• **GIVEN REQUEST 1**: In the Kelvin-Helmholtz passage, who developed the Kelvin-Helmholtz timescale, and when?
• **GIVEN REQUEST 2**: The code at the top of the Kelvin-Helmholtz passage defines several solar constants. List each one with its value and unit.
• **GIVEN REQUEST 3**: According to the Kelvin-Helmholtz passage, why can't gravitational potential energy alone account for the Sun's luminosity over its entire lifetime?

• **EXCERPTED PASSAGE**:
* START *

M_sun = 1.989e30 #mass of the Sun in kg
R_sun = 6.955e8 #radius of the Sun in m
L_sun = 3.828e26 #luminosity of the Sun in W

delta_E = 0.3*(G*M_sun**2/R_sun)
t_KH = (delta_E/L_sun)/3600./24./365.25 #timescale in s-->yr

print("The energy released by the gravitational collapse of the Sun is %1.2e J." % delta_E)
print("The timescale for releasing this much energy is %1.1e yr" % t_KH)

The energy released by the gravitational collapse of the Sun is 1.14e+41 J.
The timescale for releasing this much energy is 9.4e+06 yr

Assuming the luminosity of the Sun has been roughly constant throughout its lifetime, it could emit energy at that rate for approximately

(7.25)#\[\begin{align} t_{KH} = \frac{\Delta E}{L_\odot}. \end{align}\]

A solar luminosity is \(3.828 \times 10^{26}\) W, where \(t_{KH} \sim 10^7\) yr and is known as the Kelvin-Helmholtz timescale. The Kelvin-Helmholtz timescale was developed by Lord Kelvin and Hermann Ludwig Ferdinand von Helmholtz (in the late 1800s) to explain the Sun’s energy source, but geological (relative) dating techniques at the time was producing rock ages that were at least an order of magnitude older. Today, we have radioactive dating of Earth rocks, Moon rocks, and primitive meteorites that are more than ~4.5 Gyr old. Therefore, gravitational potential energy alone cannot account for the Sun’s luminosity through its entire lifetime.

* END *

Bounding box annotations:
* START *

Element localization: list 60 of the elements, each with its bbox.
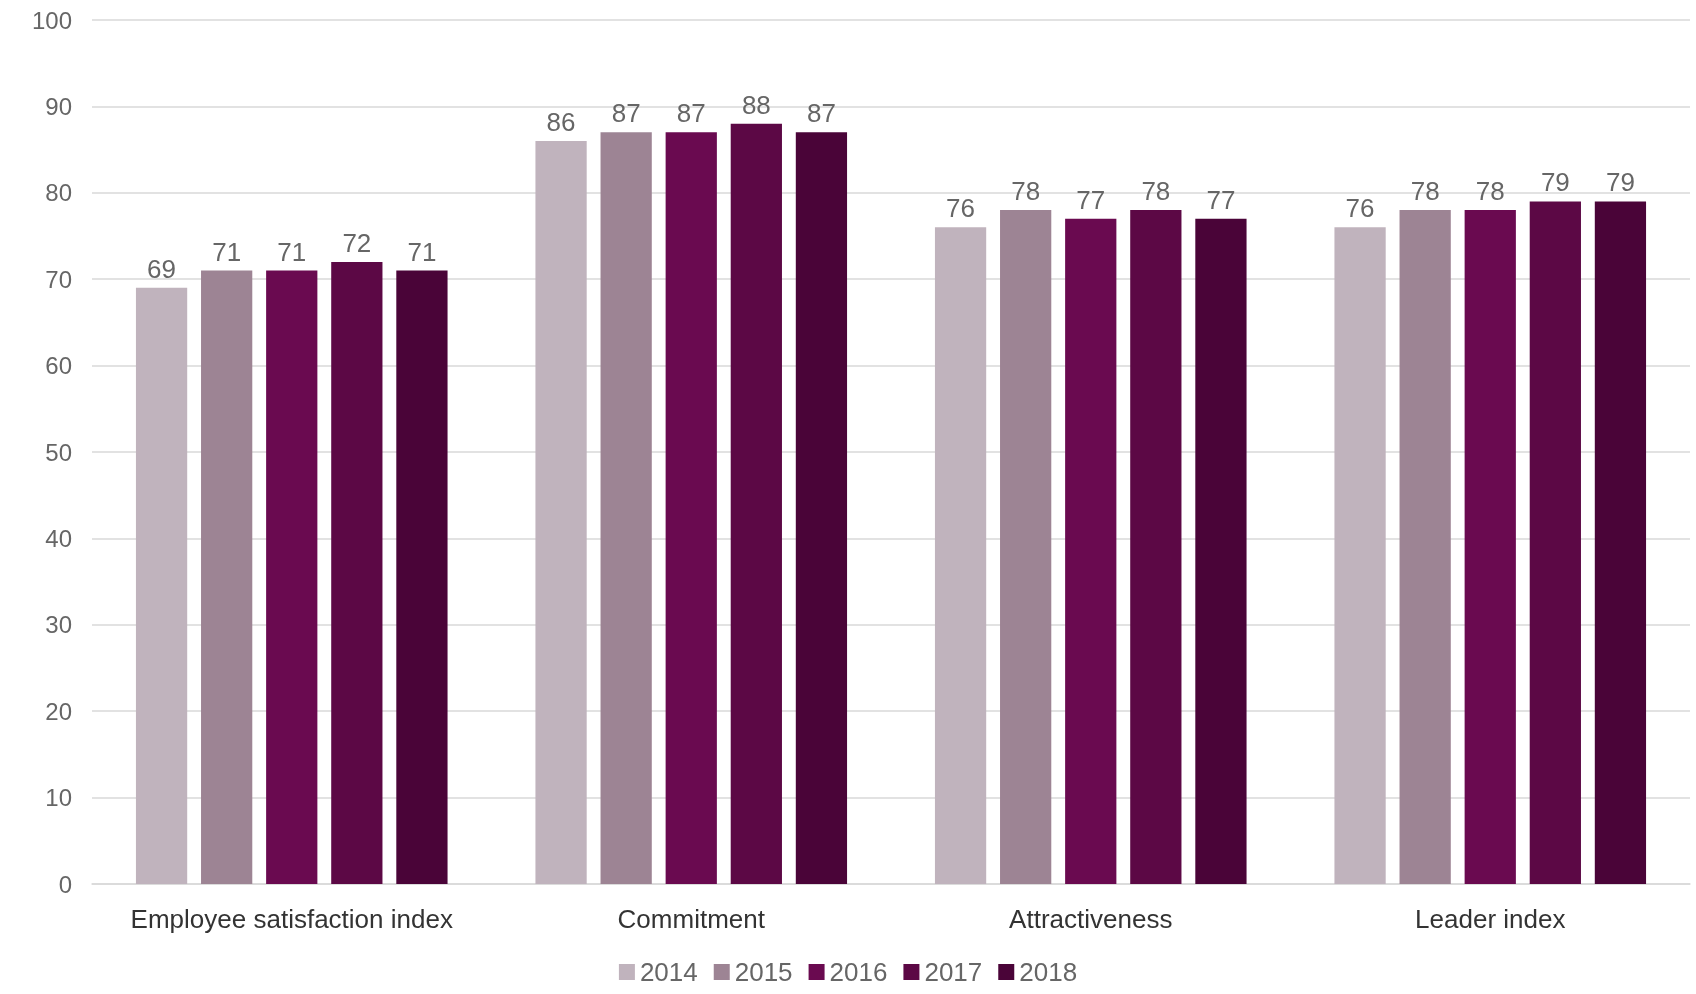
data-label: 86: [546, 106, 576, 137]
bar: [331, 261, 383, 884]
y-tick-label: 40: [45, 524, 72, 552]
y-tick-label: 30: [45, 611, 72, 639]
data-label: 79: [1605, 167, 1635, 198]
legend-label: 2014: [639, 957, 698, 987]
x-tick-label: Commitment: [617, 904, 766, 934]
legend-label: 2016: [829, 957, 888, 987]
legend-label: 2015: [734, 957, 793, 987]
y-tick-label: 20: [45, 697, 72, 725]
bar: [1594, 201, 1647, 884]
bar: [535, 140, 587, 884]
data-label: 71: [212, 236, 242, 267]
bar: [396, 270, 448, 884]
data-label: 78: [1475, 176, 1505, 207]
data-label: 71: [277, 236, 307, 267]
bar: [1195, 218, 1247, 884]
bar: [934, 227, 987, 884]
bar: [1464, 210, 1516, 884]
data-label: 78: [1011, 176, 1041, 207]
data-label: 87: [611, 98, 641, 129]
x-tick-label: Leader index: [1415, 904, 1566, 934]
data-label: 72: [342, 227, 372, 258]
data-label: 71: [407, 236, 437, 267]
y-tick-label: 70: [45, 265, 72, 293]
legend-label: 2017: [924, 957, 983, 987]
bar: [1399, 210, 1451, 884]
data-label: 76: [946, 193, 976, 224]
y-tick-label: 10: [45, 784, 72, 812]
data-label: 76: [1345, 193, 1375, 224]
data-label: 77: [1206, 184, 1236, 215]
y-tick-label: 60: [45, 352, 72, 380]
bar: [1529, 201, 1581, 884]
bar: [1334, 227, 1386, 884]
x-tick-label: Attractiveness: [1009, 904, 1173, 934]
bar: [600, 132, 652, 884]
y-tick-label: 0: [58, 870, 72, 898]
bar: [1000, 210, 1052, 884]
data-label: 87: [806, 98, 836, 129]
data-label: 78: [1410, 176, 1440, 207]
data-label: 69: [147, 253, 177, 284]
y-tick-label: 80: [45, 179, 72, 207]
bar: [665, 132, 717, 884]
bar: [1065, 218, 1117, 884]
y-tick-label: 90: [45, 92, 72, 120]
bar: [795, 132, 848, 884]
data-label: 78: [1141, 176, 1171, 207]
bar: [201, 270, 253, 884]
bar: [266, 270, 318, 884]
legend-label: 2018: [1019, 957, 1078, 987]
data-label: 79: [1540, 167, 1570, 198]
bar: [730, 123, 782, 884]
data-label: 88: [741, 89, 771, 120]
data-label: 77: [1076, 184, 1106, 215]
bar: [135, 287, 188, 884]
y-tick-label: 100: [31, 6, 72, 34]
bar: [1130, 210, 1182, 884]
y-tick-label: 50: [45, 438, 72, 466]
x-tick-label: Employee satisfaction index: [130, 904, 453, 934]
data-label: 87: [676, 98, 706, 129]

* END *
* START *

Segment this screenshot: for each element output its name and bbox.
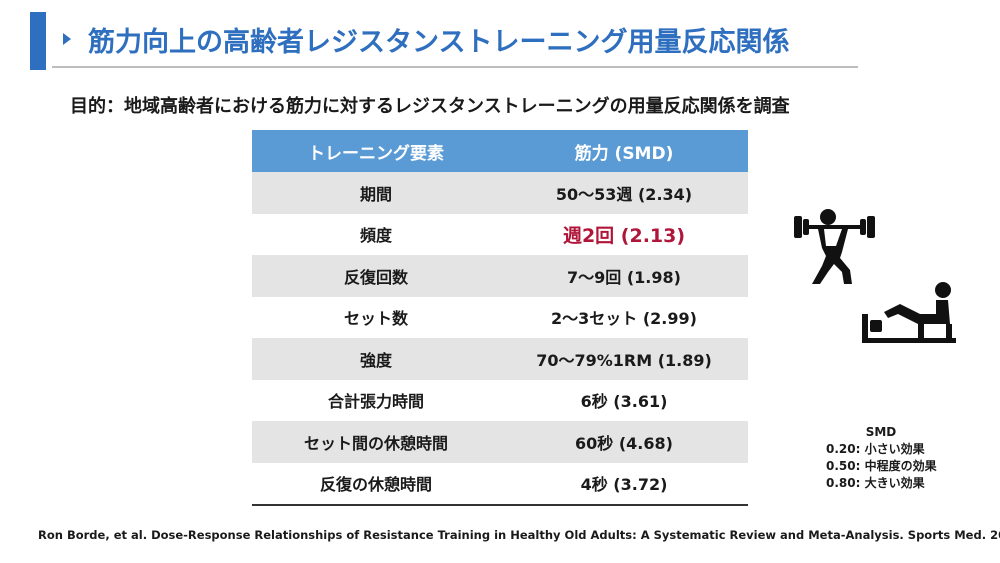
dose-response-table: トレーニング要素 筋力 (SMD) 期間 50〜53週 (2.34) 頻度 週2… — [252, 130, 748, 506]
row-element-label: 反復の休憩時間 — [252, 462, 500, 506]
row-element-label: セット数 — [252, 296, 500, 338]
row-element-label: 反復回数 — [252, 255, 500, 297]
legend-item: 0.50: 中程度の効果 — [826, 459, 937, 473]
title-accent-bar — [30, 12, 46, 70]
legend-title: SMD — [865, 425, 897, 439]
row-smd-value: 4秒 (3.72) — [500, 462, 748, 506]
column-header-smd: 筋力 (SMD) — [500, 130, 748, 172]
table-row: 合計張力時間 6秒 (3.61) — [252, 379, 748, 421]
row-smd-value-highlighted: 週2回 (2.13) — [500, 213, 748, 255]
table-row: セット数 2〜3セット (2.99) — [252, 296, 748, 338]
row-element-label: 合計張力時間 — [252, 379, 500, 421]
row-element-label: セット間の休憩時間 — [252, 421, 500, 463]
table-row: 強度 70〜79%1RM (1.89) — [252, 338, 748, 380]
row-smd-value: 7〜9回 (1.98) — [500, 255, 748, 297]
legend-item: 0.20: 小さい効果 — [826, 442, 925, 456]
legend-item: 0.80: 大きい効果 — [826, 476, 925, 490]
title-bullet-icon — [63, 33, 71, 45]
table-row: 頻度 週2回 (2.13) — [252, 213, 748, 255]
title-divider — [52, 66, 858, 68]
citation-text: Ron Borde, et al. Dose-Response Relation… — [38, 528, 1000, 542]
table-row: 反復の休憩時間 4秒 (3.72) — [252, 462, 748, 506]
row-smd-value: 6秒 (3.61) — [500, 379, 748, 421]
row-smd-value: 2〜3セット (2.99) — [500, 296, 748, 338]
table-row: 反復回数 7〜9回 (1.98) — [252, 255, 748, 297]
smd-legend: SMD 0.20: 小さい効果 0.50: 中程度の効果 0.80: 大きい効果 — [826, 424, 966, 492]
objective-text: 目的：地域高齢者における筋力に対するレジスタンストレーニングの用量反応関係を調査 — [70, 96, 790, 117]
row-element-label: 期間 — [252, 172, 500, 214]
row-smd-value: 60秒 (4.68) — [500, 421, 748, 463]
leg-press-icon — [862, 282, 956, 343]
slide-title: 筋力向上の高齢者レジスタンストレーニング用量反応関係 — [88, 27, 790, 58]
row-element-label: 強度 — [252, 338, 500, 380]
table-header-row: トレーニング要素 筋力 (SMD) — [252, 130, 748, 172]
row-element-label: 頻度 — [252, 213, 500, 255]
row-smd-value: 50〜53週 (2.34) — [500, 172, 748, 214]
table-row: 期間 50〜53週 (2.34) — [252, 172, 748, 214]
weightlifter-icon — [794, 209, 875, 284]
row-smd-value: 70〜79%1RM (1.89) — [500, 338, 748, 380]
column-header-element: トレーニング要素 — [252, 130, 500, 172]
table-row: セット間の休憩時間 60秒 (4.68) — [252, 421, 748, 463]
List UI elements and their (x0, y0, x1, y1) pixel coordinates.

* END *
* START *

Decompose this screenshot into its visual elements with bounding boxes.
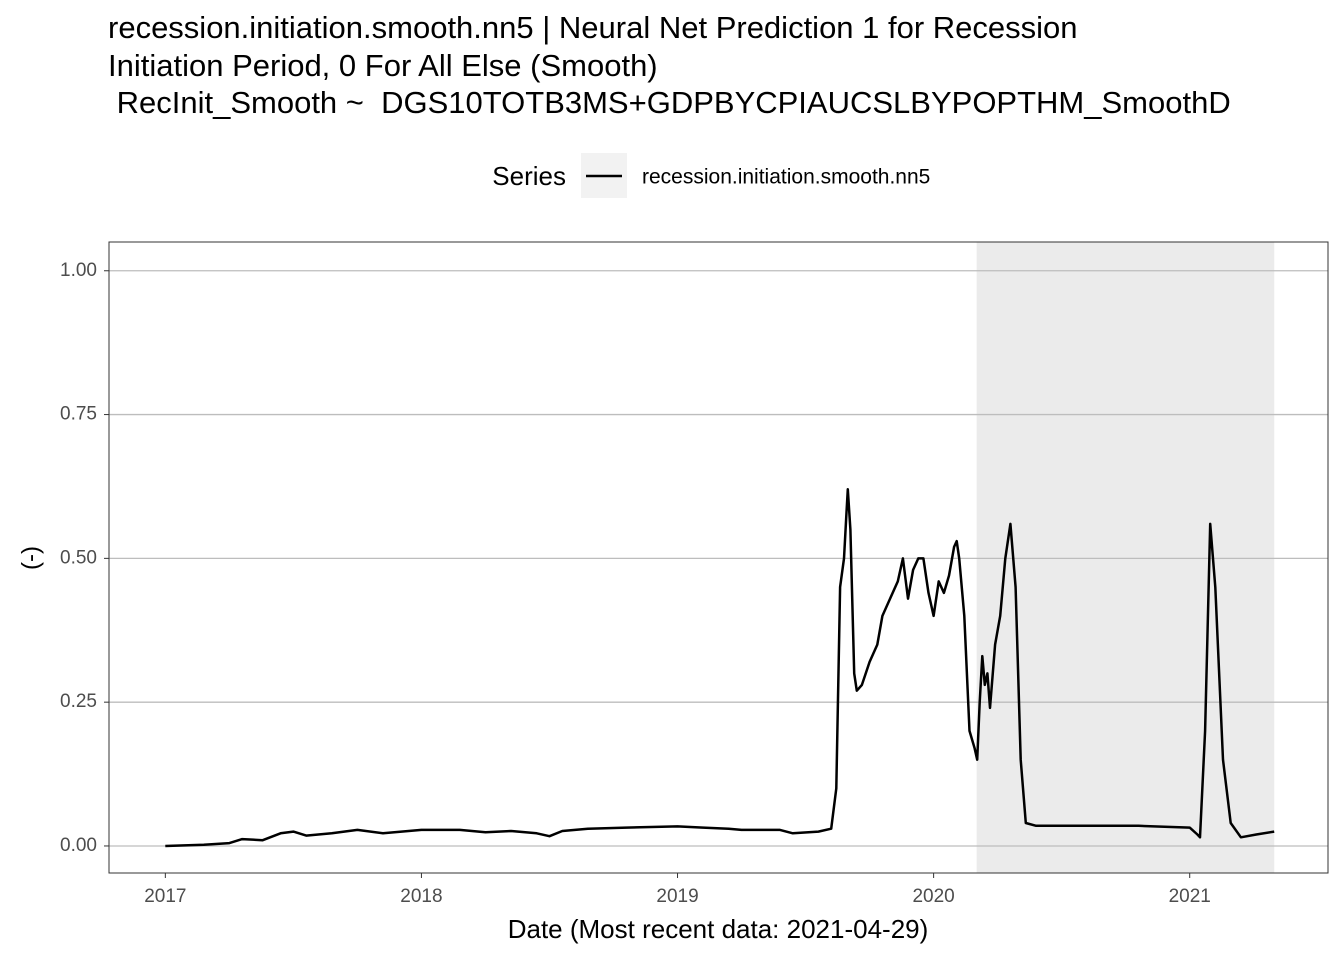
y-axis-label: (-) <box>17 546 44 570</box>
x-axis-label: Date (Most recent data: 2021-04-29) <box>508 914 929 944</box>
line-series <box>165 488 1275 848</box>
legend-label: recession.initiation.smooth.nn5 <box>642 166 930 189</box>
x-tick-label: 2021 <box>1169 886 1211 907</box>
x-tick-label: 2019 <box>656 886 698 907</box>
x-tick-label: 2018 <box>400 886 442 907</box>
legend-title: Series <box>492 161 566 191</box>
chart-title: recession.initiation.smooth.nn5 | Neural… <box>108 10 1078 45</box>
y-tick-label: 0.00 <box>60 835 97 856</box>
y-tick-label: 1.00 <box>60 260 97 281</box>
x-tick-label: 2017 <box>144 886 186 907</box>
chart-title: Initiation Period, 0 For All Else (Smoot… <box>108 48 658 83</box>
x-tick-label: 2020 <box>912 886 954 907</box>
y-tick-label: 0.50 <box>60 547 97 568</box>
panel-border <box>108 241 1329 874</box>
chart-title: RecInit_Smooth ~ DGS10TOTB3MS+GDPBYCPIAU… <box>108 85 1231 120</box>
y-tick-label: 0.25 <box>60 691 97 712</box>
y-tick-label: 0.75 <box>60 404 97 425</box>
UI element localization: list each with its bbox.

* END *

• **WRITTEN ANSWER 1**: Lord Kelvin and Hermann Ludwig Ferdinand von Helmholtz developed it in the late 1800s.

• **WRITTEN ANSWER 2**:
- M_sun (mass of the Sun): 1.989e30 kg
- R_sun (radius of the Sun): 6.955e8 m
- L_sun (luminosity of the Sun): 3.828e26 W

• **WRITTEN ANSWER 3**: At the Sun's luminosity, gravitational collapse could supply energy for only about 10^7 years, the Kelvin-Helmholtz timescale. Radioactive dating of Earth rocks, Moon rocks, and primitive meteorites shows they are more than ~4.5 Gyr old, which is far longer than that.